→ Brief: Copy out the records in full, word for word, without pictures.
*-*-*
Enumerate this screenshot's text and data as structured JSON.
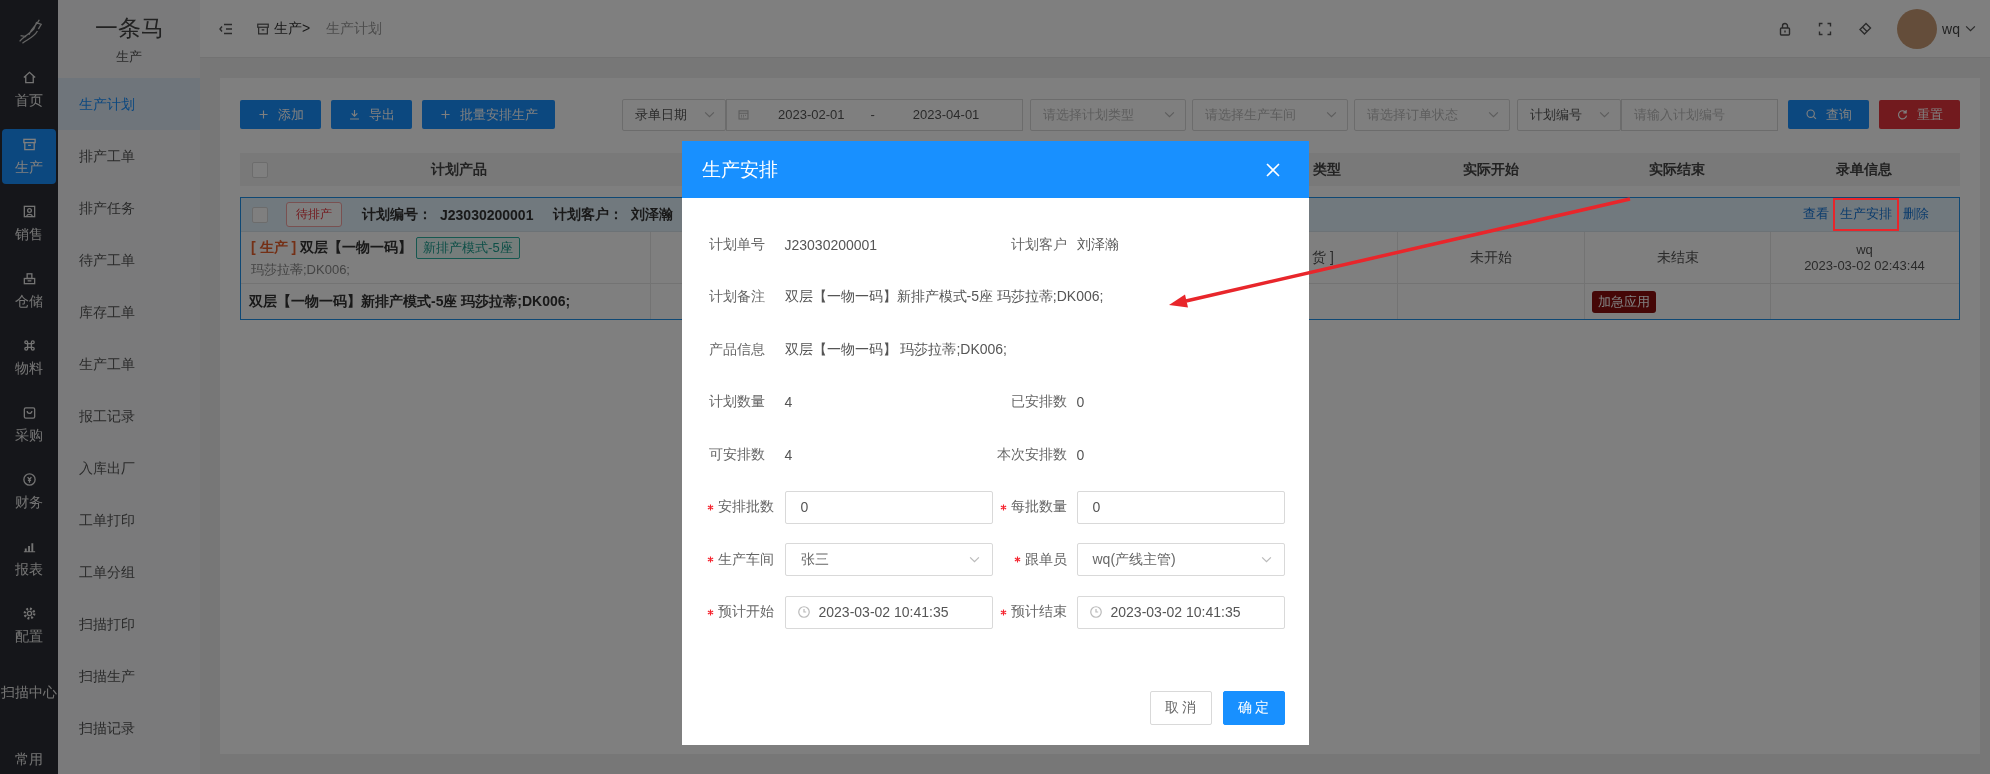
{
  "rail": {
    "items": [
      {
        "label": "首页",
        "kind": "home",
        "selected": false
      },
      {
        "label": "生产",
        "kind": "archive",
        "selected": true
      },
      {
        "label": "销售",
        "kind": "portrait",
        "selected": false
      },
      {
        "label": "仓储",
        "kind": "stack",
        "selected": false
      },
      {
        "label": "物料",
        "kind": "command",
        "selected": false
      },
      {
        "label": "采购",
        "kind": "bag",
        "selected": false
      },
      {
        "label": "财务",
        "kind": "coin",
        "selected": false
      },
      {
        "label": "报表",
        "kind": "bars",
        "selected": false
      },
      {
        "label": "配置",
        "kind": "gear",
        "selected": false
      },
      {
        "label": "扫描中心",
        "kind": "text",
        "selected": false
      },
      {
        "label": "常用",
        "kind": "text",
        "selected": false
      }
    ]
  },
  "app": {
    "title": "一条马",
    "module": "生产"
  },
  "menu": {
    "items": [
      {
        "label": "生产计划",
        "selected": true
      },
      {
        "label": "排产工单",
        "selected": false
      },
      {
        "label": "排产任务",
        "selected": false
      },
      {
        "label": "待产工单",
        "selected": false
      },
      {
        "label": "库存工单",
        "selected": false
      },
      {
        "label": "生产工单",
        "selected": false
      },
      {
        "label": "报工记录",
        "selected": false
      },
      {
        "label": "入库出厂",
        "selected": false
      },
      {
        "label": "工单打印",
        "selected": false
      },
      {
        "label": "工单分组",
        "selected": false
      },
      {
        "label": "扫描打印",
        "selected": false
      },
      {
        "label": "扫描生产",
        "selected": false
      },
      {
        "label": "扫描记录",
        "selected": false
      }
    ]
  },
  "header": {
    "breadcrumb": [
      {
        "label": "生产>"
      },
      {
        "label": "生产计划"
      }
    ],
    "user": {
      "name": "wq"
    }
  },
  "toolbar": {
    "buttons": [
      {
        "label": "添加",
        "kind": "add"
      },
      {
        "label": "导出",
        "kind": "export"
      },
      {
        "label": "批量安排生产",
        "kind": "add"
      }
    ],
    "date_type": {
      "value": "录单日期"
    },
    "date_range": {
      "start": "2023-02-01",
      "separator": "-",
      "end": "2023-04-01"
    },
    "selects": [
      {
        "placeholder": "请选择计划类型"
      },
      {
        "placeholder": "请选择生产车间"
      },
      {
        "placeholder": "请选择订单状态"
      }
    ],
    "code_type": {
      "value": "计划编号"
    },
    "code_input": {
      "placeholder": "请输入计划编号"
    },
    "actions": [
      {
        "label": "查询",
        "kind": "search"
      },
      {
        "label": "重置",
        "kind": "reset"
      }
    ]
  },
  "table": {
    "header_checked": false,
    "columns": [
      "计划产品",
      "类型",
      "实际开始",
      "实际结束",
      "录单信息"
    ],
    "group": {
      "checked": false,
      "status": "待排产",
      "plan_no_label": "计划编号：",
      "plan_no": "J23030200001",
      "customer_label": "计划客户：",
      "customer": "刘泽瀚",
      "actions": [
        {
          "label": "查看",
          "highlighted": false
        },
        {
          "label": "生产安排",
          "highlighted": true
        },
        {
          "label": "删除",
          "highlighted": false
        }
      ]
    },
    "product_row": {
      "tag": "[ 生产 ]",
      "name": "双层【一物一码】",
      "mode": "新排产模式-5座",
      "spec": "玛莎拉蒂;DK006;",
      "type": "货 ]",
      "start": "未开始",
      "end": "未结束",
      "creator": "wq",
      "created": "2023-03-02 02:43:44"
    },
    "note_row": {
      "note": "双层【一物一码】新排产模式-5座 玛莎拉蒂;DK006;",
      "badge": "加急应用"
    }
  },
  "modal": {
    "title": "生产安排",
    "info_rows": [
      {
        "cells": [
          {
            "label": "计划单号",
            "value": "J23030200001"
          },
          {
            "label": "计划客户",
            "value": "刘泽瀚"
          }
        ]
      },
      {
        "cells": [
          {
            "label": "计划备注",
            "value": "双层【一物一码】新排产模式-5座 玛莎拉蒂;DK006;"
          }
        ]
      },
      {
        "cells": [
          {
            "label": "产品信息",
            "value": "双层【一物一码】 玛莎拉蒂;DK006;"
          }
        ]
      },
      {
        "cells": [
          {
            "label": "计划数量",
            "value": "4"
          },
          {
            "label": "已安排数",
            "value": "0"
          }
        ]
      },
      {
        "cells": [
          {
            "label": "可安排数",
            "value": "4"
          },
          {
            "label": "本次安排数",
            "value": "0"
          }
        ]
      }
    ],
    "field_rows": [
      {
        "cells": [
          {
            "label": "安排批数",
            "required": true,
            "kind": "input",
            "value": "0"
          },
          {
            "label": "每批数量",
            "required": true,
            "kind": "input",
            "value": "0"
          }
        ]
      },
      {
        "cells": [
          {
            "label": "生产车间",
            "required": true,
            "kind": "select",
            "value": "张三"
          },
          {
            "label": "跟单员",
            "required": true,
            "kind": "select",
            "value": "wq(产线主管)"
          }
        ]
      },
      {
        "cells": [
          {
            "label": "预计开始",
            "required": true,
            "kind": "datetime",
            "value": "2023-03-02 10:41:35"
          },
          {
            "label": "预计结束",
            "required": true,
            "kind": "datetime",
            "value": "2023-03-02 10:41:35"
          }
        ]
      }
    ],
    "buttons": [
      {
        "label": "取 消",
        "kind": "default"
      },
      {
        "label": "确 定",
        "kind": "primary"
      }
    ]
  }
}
*-*-*
→ Task solution:
Enumerate this screenshot's text and data as structured JSON.
{
  "rail": {
    "items": [
      {
        "label": "首页",
        "kind": "home",
        "selected": false
      },
      {
        "label": "生产",
        "kind": "archive",
        "selected": true
      },
      {
        "label": "销售",
        "kind": "portrait",
        "selected": false
      },
      {
        "label": "仓储",
        "kind": "stack",
        "selected": false
      },
      {
        "label": "物料",
        "kind": "command",
        "selected": false
      },
      {
        "label": "采购",
        "kind": "bag",
        "selected": false
      },
      {
        "label": "财务",
        "kind": "coin",
        "selected": false
      },
      {
        "label": "报表",
        "kind": "bars",
        "selected": false
      },
      {
        "label": "配置",
        "kind": "gear",
        "selected": false
      },
      {
        "label": "扫描中心",
        "kind": "text",
        "selected": false
      },
      {
        "label": "常用",
        "kind": "text",
        "selected": false
      }
    ]
  },
  "app": {
    "title": "一条马",
    "module": "生产"
  },
  "menu": {
    "items": [
      {
        "label": "生产计划",
        "selected": true
      },
      {
        "label": "排产工单",
        "selected": false
      },
      {
        "label": "排产任务",
        "selected": false
      },
      {
        "label": "待产工单",
        "selected": false
      },
      {
        "label": "库存工单",
        "selected": false
      },
      {
        "label": "生产工单",
        "selected": false
      },
      {
        "label": "报工记录",
        "selected": false
      },
      {
        "label": "入库出厂",
        "selected": false
      },
      {
        "label": "工单打印",
        "selected": false
      },
      {
        "label": "工单分组",
        "selected": false
      },
      {
        "label": "扫描打印",
        "selected": false
      },
      {
        "label": "扫描生产",
        "selected": false
      },
      {
        "label": "扫描记录",
        "selected": false
      }
    ]
  },
  "header": {
    "breadcrumb": [
      {
        "label": "生产>"
      },
      {
        "label": "生产计划"
      }
    ],
    "user": {
      "name": "wq"
    }
  },
  "toolbar": {
    "buttons": [
      {
        "label": "添加",
        "kind": "add"
      },
      {
        "label": "导出",
        "kind": "export"
      },
      {
        "label": "批量安排生产",
        "kind": "add"
      }
    ],
    "date_type": {
      "value": "录单日期"
    },
    "date_range": {
      "start": "2023-02-01",
      "separator": "-",
      "end": "2023-04-01"
    },
    "selects": [
      {
        "placeholder": "请选择计划类型"
      },
      {
        "placeholder": "请选择生产车间"
      },
      {
        "placeholder": "请选择订单状态"
      }
    ],
    "code_type": {
      "value": "计划编号"
    },
    "code_input": {
      "placeholder": "请输入计划编号"
    },
    "actions": [
      {
        "label": "查询",
        "kind": "search"
      },
      {
        "label": "重置",
        "kind": "reset"
      }
    ]
  },
  "table": {
    "header_checked": false,
    "columns": [
      "计划产品",
      "类型",
      "实际开始",
      "实际结束",
      "录单信息"
    ],
    "group": {
      "checked": false,
      "status": "待排产",
      "plan_no_label": "计划编号：",
      "plan_no": "J23030200001",
      "customer_label": "计划客户：",
      "customer": "刘泽瀚",
      "actions": [
        {
          "label": "查看",
          "highlighted": false
        },
        {
          "label": "生产安排",
          "highlighted": true
        },
        {
          "label": "删除",
          "highlighted": false
        }
      ]
    },
    "product_row": {
      "tag": "[ 生产 ]",
      "name": "双层【一物一码】",
      "mode": "新排产模式-5座",
      "spec": "玛莎拉蒂;DK006;",
      "type": "货 ]",
      "start": "未开始",
      "end": "未结束",
      "creator": "wq",
      "created": "2023-03-02 02:43:44"
    },
    "note_row": {
      "note": "双层【一物一码】新排产模式-5座 玛莎拉蒂;DK006;",
      "badge": "加急应用"
    }
  },
  "modal": {
    "title": "生产安排",
    "info_rows": [
      {
        "cells": [
          {
            "label": "计划单号",
            "value": "J23030200001"
          },
          {
            "label": "计划客户",
            "value": "刘泽瀚"
          }
        ]
      },
      {
        "cells": [
          {
            "label": "计划备注",
            "value": "双层【一物一码】新排产模式-5座 玛莎拉蒂;DK006;"
          }
        ]
      },
      {
        "cells": [
          {
            "label": "产品信息",
            "value": "双层【一物一码】 玛莎拉蒂;DK006;"
          }
        ]
      },
      {
        "cells": [
          {
            "label": "计划数量",
            "value": "4"
          },
          {
            "label": "已安排数",
            "value": "0"
          }
        ]
      },
      {
        "cells": [
          {
            "label": "可安排数",
            "value": "4"
          },
          {
            "label": "本次安排数",
            "value": "0"
          }
        ]
      }
    ],
    "field_rows": [
      {
        "cells": [
          {
            "label": "安排批数",
            "required": true,
            "kind": "input",
            "value": "0"
          },
          {
            "label": "每批数量",
            "required": true,
            "kind": "input",
            "value": "0"
          }
        ]
      },
      {
        "cells": [
          {
            "label": "生产车间",
            "required": true,
            "kind": "select",
            "value": "张三"
          },
          {
            "label": "跟单员",
            "required": true,
            "kind": "select",
            "value": "wq(产线主管)"
          }
        ]
      },
      {
        "cells": [
          {
            "label": "预计开始",
            "required": true,
            "kind": "datetime",
            "value": "2023-03-02 10:41:35"
          },
          {
            "label": "预计结束",
            "required": true,
            "kind": "datetime",
            "value": "2023-03-02 10:41:35"
          }
        ]
      }
    ],
    "buttons": [
      {
        "label": "取 消",
        "kind": "default"
      },
      {
        "label": "确 定",
        "kind": "primary"
      }
    ]
  }
}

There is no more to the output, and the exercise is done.